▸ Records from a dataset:
** START **

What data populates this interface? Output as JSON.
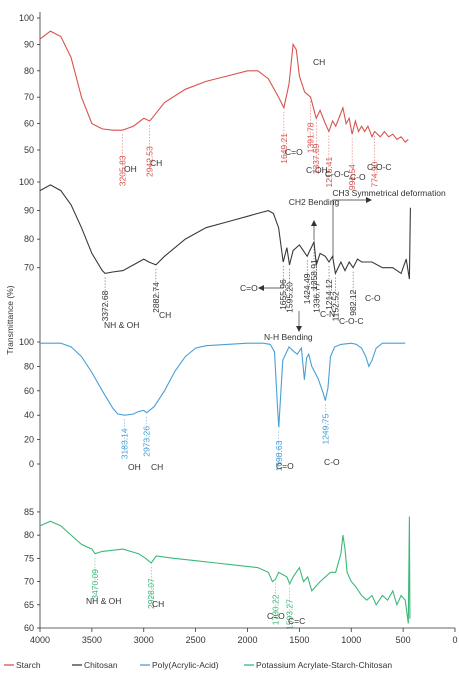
{
  "chart_data": {
    "type": "line",
    "ylabel": "Transmittance (%)",
    "xlim": [
      4000,
      0
    ],
    "x_ticks": [
      "4000",
      "3500",
      "3000",
      "2500",
      "2000",
      "1500",
      "1000",
      "500",
      "0"
    ],
    "grid": false,
    "legend_position": "bottom",
    "panels": [
      {
        "series": "Starch",
        "color": "#d9534f",
        "ylim": [
          50,
          100
        ],
        "y_ticks": [
          "50",
          "60",
          "70",
          "80",
          "90",
          "100"
        ],
        "points": [
          [
            4000,
            92
          ],
          [
            3900,
            95
          ],
          [
            3800,
            93
          ],
          [
            3700,
            85
          ],
          [
            3600,
            70
          ],
          [
            3500,
            60
          ],
          [
            3400,
            58
          ],
          [
            3300,
            57.5
          ],
          [
            3205.83,
            57.5
          ],
          [
            3100,
            59
          ],
          [
            3000,
            62
          ],
          [
            2942.53,
            61
          ],
          [
            2900,
            63
          ],
          [
            2800,
            68
          ],
          [
            2600,
            73
          ],
          [
            2400,
            76
          ],
          [
            2200,
            78
          ],
          [
            2000,
            80
          ],
          [
            1900,
            80
          ],
          [
            1800,
            77
          ],
          [
            1700,
            70
          ],
          [
            1649.21,
            66
          ],
          [
            1600,
            75
          ],
          [
            1560,
            90
          ],
          [
            1530,
            88
          ],
          [
            1500,
            78
          ],
          [
            1450,
            72
          ],
          [
            1391.78,
            70
          ],
          [
            1337.69,
            62
          ],
          [
            1300,
            65
          ],
          [
            1250,
            60
          ],
          [
            1215.41,
            57
          ],
          [
            1180,
            61
          ],
          [
            1150,
            59
          ],
          [
            1100,
            64
          ],
          [
            1080,
            66
          ],
          [
            1050,
            60
          ],
          [
            1020,
            62
          ],
          [
            991.54,
            56
          ],
          [
            960,
            61
          ],
          [
            930,
            57
          ],
          [
            900,
            59
          ],
          [
            870,
            57
          ],
          [
            840,
            59
          ],
          [
            800,
            55
          ],
          [
            774.9,
            57
          ],
          [
            720,
            55
          ],
          [
            680,
            57
          ],
          [
            640,
            55
          ],
          [
            600,
            56
          ],
          [
            560,
            54
          ],
          [
            520,
            55
          ],
          [
            480,
            53
          ],
          [
            450,
            54
          ]
        ],
        "peaks": [
          {
            "label": "3205.83",
            "x": 3205.83,
            "y": 57.5
          },
          {
            "label": "2942.53",
            "x": 2942.53,
            "y": 61
          },
          {
            "label": "1649.21",
            "x": 1649.21,
            "y": 66
          },
          {
            "label": "1391.78",
            "x": 1391.78,
            "y": 70
          },
          {
            "label": "1337.69",
            "x": 1337.69,
            "y": 62
          },
          {
            "label": "1215.41",
            "x": 1215.41,
            "y": 57
          },
          {
            "label": "991.54",
            "x": 991.54,
            "y": 56
          },
          {
            "label": "774.90",
            "x": 774.9,
            "y": 57
          }
        ],
        "annotations": [
          "OH",
          "CH",
          "C=O",
          "CH",
          "C-OH",
          "C-O-C",
          "C-O",
          "C-O-C"
        ]
      },
      {
        "series": "Chitosan",
        "color": "#3a3a3a",
        "ylim": [
          65,
          100
        ],
        "y_ticks": [
          "70",
          "80",
          "90",
          "100"
        ],
        "points": [
          [
            4000,
            97
          ],
          [
            3900,
            99
          ],
          [
            3800,
            97
          ],
          [
            3700,
            92
          ],
          [
            3600,
            84
          ],
          [
            3500,
            75
          ],
          [
            3400,
            69
          ],
          [
            3372.68,
            68
          ],
          [
            3300,
            68.5
          ],
          [
            3200,
            69
          ],
          [
            3100,
            71
          ],
          [
            3000,
            73
          ],
          [
            2950,
            72
          ],
          [
            2882.74,
            71
          ],
          [
            2800,
            74
          ],
          [
            2600,
            80
          ],
          [
            2400,
            84
          ],
          [
            2200,
            86
          ],
          [
            2000,
            88
          ],
          [
            1900,
            89
          ],
          [
            1800,
            90
          ],
          [
            1750,
            89
          ],
          [
            1700,
            84
          ],
          [
            1655.96,
            72
          ],
          [
            1620,
            77
          ],
          [
            1595.2,
            71
          ],
          [
            1560,
            76
          ],
          [
            1500,
            78
          ],
          [
            1424.49,
            74
          ],
          [
            1400,
            76
          ],
          [
            1358.91,
            79
          ],
          [
            1336.77,
            71
          ],
          [
            1300,
            75
          ],
          [
            1250,
            74
          ],
          [
            1214.12,
            72
          ],
          [
            1180,
            74
          ],
          [
            1152.52,
            68
          ],
          [
            1100,
            72
          ],
          [
            1060,
            69
          ],
          [
            1020,
            72
          ],
          [
            982.12,
            70
          ],
          [
            940,
            73
          ],
          [
            900,
            72
          ],
          [
            800,
            72
          ],
          [
            700,
            70
          ],
          [
            600,
            70
          ],
          [
            520,
            68
          ],
          [
            470,
            73
          ],
          [
            440,
            66
          ],
          [
            430,
            91
          ]
        ],
        "peaks": [
          {
            "label": "3372.68",
            "x": 3372.68,
            "y": 68
          },
          {
            "label": "2882.74",
            "x": 2882.74,
            "y": 71
          },
          {
            "label": "1655.96",
            "x": 1655.96,
            "y": 72
          },
          {
            "label": "1595.20",
            "x": 1595.2,
            "y": 71
          },
          {
            "label": "1424.49",
            "x": 1424.49,
            "y": 74
          },
          {
            "label": "1358.91",
            "x": 1358.91,
            "y": 79
          },
          {
            "label": "1336.77",
            "x": 1336.77,
            "y": 71
          },
          {
            "label": "1214.12",
            "x": 1214.12,
            "y": 72
          },
          {
            "label": "1152.52",
            "x": 1152.52,
            "y": 68
          },
          {
            "label": "982.12",
            "x": 982.12,
            "y": 70
          }
        ],
        "annotations": [
          "NH & OH",
          "CH",
          "C=O",
          "N-H Bending",
          "C-N",
          "C-O-C",
          "C-O",
          "CH2 Bending",
          "CH3 Symmetrical deformation"
        ]
      },
      {
        "series": "Poly(Acrylic-Acid)",
        "color": "#4a9fd5",
        "ylim": [
          0,
          100
        ],
        "y_ticks": [
          "0",
          "20",
          "40",
          "60",
          "80",
          "100"
        ],
        "points": [
          [
            4000,
            99
          ],
          [
            3800,
            99
          ],
          [
            3700,
            96
          ],
          [
            3600,
            88
          ],
          [
            3500,
            75
          ],
          [
            3400,
            60
          ],
          [
            3300,
            46
          ],
          [
            3250,
            41
          ],
          [
            3183.14,
            40
          ],
          [
            3100,
            41
          ],
          [
            3050,
            43
          ],
          [
            3000,
            44
          ],
          [
            2973.26,
            42
          ],
          [
            2900,
            47
          ],
          [
            2800,
            60
          ],
          [
            2700,
            76
          ],
          [
            2600,
            88
          ],
          [
            2500,
            95
          ],
          [
            2400,
            97
          ],
          [
            2200,
            98
          ],
          [
            2000,
            99
          ],
          [
            1850,
            99
          ],
          [
            1780,
            98
          ],
          [
            1740,
            92
          ],
          [
            1710,
            45
          ],
          [
            1698.63,
            30
          ],
          [
            1685,
            50
          ],
          [
            1660,
            85
          ],
          [
            1600,
            96
          ],
          [
            1550,
            92
          ],
          [
            1520,
            90
          ],
          [
            1480,
            95
          ],
          [
            1452,
            69
          ],
          [
            1430,
            87
          ],
          [
            1410,
            90
          ],
          [
            1380,
            80
          ],
          [
            1320,
            70
          ],
          [
            1270,
            58
          ],
          [
            1249.75,
            52
          ],
          [
            1225,
            62
          ],
          [
            1200,
            88
          ],
          [
            1160,
            96
          ],
          [
            1100,
            98
          ],
          [
            1000,
            99
          ],
          [
            950,
            98
          ],
          [
            900,
            95
          ],
          [
            860,
            88
          ],
          [
            830,
            80
          ],
          [
            800,
            85
          ],
          [
            760,
            95
          ],
          [
            700,
            99
          ],
          [
            600,
            99
          ],
          [
            480,
            99
          ]
        ],
        "peaks": [
          {
            "label": "3183.14",
            "x": 3183.14,
            "y": 40
          },
          {
            "label": "2973.26",
            "x": 2973.26,
            "y": 42
          },
          {
            "label": "1698.63",
            "x": 1698.63,
            "y": 30
          },
          {
            "label": "1249.75",
            "x": 1249.75,
            "y": 52
          }
        ],
        "annotations": [
          "OH",
          "CH",
          "C=O",
          "C-O"
        ]
      },
      {
        "series": "Potassium Acrylate-Starch-Chitosan",
        "color": "#3cb878",
        "ylim": [
          60,
          88
        ],
        "y_ticks": [
          "60",
          "65",
          "70",
          "75",
          "80",
          "85"
        ],
        "points": [
          [
            4000,
            82
          ],
          [
            3900,
            83
          ],
          [
            3800,
            82
          ],
          [
            3700,
            80
          ],
          [
            3600,
            78
          ],
          [
            3500,
            77
          ],
          [
            3470.09,
            76
          ],
          [
            3400,
            76.5
          ],
          [
            3200,
            77
          ],
          [
            3050,
            76
          ],
          [
            2980,
            75
          ],
          [
            2928.07,
            74
          ],
          [
            2880,
            75.5
          ],
          [
            2700,
            75
          ],
          [
            2500,
            74.5
          ],
          [
            2300,
            74
          ],
          [
            2100,
            73.5
          ],
          [
            1900,
            73
          ],
          [
            1800,
            72
          ],
          [
            1760,
            70
          ],
          [
            1730.22,
            70.5
          ],
          [
            1700,
            72
          ],
          [
            1620,
            71
          ],
          [
            1593.27,
            69.5
          ],
          [
            1560,
            71
          ],
          [
            1500,
            73
          ],
          [
            1460,
            70
          ],
          [
            1420,
            71
          ],
          [
            1380,
            68
          ],
          [
            1300,
            70
          ],
          [
            1200,
            72
          ],
          [
            1150,
            72
          ],
          [
            1100,
            76
          ],
          [
            1080,
            80
          ],
          [
            1060,
            77
          ],
          [
            1040,
            72
          ],
          [
            1000,
            70
          ],
          [
            960,
            69
          ],
          [
            900,
            67
          ],
          [
            850,
            66
          ],
          [
            800,
            67
          ],
          [
            760,
            65
          ],
          [
            700,
            67
          ],
          [
            650,
            66
          ],
          [
            600,
            68
          ],
          [
            560,
            65
          ],
          [
            520,
            67
          ],
          [
            480,
            66
          ],
          [
            450,
            61
          ],
          [
            440,
            84
          ],
          [
            435,
            62
          ]
        ],
        "peaks": [
          {
            "label": "3470.09",
            "x": 3470.09,
            "y": 76
          },
          {
            "label": "2928.07",
            "x": 2928.07,
            "y": 74
          },
          {
            "label": "1730.22",
            "x": 1730.22,
            "y": 70.5
          },
          {
            "label": "1593.27",
            "x": 1593.27,
            "y": 69.5
          }
        ],
        "annotations": [
          "NH & OH",
          "CH",
          "C=O",
          "C=C"
        ]
      }
    ],
    "legend": [
      "Starch",
      "Chitosan",
      "Poly(Acrylic-Acid)",
      "Potassium Acrylate-Starch-Chitosan"
    ]
  }
}
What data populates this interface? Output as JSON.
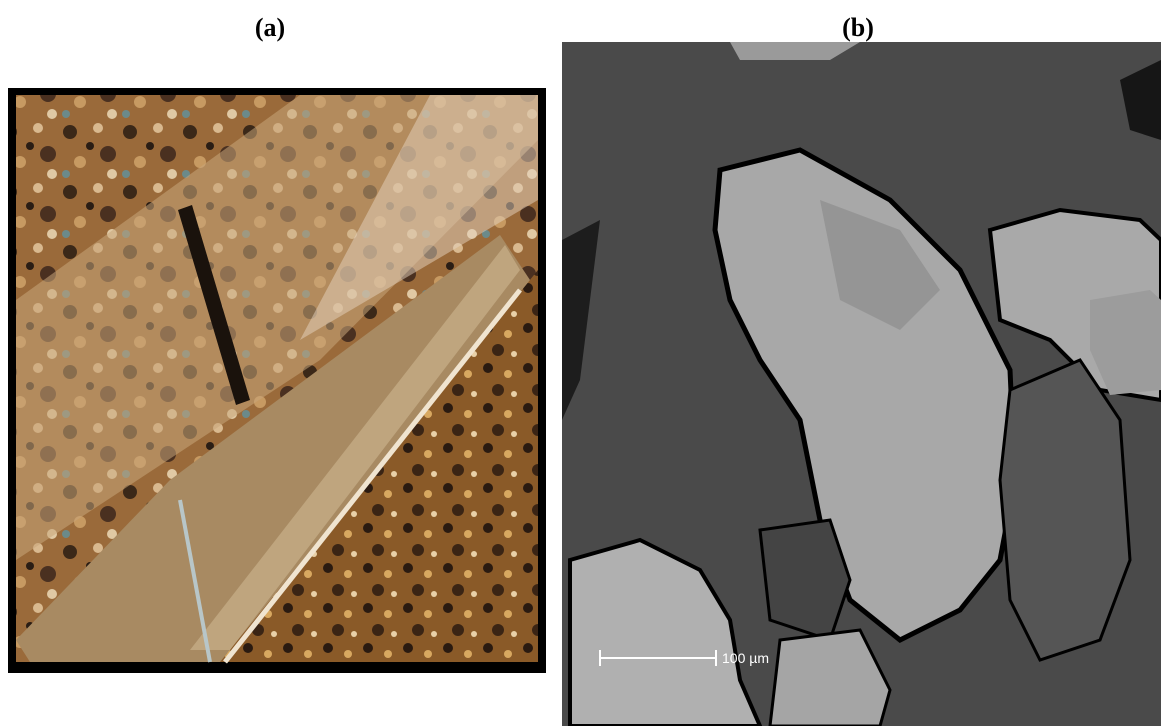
{
  "panels": [
    {
      "label": "(a)"
    },
    {
      "label": "(b)",
      "scale_bar": "100 µm"
    }
  ]
}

** END **

Extract all lines that hold the word "Acid".

▸ Correct output:
        "series": "Poly(Acrylic-Acid)",
      "Poly(Acrylic-Acid)",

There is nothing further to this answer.